_Set task_: Look through the lines below and extract any with the word "title".

##############################

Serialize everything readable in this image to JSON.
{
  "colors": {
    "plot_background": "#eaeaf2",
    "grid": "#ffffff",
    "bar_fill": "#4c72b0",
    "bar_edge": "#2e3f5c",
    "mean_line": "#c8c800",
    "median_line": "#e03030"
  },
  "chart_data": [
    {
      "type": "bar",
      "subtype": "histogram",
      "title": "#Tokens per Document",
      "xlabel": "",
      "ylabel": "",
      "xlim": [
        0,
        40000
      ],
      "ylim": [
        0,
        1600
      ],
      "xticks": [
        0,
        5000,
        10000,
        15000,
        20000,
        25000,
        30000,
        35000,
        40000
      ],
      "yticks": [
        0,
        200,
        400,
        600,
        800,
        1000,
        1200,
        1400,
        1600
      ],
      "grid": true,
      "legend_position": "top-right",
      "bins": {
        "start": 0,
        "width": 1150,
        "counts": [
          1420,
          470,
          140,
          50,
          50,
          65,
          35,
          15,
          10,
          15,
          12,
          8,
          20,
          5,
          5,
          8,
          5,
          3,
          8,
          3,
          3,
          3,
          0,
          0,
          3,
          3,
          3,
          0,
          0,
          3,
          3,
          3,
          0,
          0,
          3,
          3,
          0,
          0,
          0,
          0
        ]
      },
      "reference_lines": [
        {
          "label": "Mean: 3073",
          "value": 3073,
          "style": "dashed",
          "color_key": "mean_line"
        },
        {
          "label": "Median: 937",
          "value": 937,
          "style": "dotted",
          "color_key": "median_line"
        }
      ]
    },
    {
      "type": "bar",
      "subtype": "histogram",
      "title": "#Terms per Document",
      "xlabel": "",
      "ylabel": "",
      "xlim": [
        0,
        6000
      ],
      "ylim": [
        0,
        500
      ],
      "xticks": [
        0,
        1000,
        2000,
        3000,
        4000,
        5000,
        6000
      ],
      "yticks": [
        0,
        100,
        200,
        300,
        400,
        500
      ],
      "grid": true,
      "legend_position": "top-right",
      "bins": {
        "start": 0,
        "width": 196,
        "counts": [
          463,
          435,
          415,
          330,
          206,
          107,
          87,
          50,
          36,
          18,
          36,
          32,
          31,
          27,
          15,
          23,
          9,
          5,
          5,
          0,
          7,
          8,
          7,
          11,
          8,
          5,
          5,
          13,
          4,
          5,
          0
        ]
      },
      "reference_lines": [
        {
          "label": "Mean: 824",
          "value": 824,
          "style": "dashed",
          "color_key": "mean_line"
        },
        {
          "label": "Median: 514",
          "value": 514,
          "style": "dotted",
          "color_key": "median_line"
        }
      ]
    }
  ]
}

##############################

_Solution to this task_:
      "title": "#Tokens per Document",
      "title": "#Terms per Document",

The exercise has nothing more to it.